Written task:
The entries below are to be written out again without alteration.

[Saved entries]
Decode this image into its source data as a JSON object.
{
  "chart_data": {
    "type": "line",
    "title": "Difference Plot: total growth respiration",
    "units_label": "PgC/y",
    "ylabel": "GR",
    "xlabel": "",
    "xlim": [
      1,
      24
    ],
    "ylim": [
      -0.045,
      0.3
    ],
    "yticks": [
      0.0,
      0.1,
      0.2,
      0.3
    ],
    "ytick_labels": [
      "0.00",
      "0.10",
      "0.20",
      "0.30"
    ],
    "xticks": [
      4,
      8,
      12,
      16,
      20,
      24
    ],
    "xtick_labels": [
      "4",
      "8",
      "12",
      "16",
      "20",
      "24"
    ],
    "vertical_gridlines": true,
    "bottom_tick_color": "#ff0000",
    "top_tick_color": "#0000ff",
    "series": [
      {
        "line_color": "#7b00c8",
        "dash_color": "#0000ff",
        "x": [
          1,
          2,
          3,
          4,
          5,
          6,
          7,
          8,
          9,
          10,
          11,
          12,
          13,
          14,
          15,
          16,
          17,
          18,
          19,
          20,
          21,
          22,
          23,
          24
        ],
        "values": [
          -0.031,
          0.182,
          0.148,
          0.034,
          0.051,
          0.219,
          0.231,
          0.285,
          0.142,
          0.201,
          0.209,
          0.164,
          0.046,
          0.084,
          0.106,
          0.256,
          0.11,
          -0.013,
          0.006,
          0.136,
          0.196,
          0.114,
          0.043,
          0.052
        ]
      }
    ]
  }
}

Reply to the task:
Decode this image into its source data as a JSON object.
{
  "chart_data": {
    "type": "line",
    "title": "Difference Plot: total growth respiration",
    "units_label": "PgC/y",
    "ylabel": "GR",
    "xlabel": "",
    "xlim": [
      1,
      24
    ],
    "ylim": [
      -0.045,
      0.3
    ],
    "yticks": [
      0.0,
      0.1,
      0.2,
      0.3
    ],
    "ytick_labels": [
      "0.00",
      "0.10",
      "0.20",
      "0.30"
    ],
    "xticks": [
      4,
      8,
      12,
      16,
      20,
      24
    ],
    "xtick_labels": [
      "4",
      "8",
      "12",
      "16",
      "20",
      "24"
    ],
    "vertical_gridlines": true,
    "bottom_tick_color": "#ff0000",
    "top_tick_color": "#0000ff",
    "series": [
      {
        "line_color": "#7b00c8",
        "dash_color": "#0000ff",
        "x": [
          1,
          2,
          3,
          4,
          5,
          6,
          7,
          8,
          9,
          10,
          11,
          12,
          13,
          14,
          15,
          16,
          17,
          18,
          19,
          20,
          21,
          22,
          23,
          24
        ],
        "values": [
          -0.031,
          0.182,
          0.148,
          0.034,
          0.051,
          0.219,
          0.231,
          0.285,
          0.142,
          0.201,
          0.209,
          0.164,
          0.046,
          0.084,
          0.106,
          0.256,
          0.11,
          -0.013,
          0.006,
          0.136,
          0.196,
          0.114,
          0.043,
          0.052
        ]
      }
    ]
  }
}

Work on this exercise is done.